**Items from a figure collection**.
-----

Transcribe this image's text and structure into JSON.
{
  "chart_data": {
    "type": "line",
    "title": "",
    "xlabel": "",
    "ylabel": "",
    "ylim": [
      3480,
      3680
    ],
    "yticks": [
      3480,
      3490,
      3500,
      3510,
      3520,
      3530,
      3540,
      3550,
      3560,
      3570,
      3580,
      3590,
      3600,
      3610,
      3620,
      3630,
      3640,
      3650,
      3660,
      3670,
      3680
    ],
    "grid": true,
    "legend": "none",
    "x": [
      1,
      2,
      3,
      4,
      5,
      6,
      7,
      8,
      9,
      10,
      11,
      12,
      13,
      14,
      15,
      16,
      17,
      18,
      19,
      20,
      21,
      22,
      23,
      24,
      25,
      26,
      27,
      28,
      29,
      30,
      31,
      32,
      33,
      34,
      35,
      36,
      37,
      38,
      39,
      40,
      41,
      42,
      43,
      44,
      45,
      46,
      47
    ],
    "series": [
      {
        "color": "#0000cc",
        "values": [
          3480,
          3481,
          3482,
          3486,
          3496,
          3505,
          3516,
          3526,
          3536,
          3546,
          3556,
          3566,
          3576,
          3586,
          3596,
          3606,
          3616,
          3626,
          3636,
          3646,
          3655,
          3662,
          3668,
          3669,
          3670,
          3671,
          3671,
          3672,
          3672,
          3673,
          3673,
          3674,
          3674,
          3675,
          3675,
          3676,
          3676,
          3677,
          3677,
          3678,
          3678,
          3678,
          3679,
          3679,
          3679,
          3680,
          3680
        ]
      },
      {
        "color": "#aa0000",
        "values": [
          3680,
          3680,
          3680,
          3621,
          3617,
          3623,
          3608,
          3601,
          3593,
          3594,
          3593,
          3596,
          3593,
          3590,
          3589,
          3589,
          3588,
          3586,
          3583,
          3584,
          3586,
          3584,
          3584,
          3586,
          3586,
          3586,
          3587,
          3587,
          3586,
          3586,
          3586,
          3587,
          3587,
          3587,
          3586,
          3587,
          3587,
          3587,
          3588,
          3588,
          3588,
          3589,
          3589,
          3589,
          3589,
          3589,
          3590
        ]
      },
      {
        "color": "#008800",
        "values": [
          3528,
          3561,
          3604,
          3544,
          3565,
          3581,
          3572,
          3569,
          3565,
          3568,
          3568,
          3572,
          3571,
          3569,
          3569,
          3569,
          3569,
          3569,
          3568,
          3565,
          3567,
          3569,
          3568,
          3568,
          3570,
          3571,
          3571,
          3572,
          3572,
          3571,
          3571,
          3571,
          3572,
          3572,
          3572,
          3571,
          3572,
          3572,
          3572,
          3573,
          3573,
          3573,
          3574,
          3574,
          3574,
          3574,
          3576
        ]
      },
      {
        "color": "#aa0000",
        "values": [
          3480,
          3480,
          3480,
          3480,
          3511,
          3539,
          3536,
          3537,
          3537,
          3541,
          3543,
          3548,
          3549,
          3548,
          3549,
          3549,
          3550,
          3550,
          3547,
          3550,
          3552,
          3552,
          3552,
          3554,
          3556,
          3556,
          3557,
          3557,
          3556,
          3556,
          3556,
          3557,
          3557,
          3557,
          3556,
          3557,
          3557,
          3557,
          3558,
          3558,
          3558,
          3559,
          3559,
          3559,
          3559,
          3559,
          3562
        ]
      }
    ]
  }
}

-----

**Exercise prompt**. Gather up every line from the listing above in which the word "color" occurs.

**Task output**.
        "color": "#0000cc",
        "color": "#aa0000",
        "color": "#008800",
        "color": "#aa0000",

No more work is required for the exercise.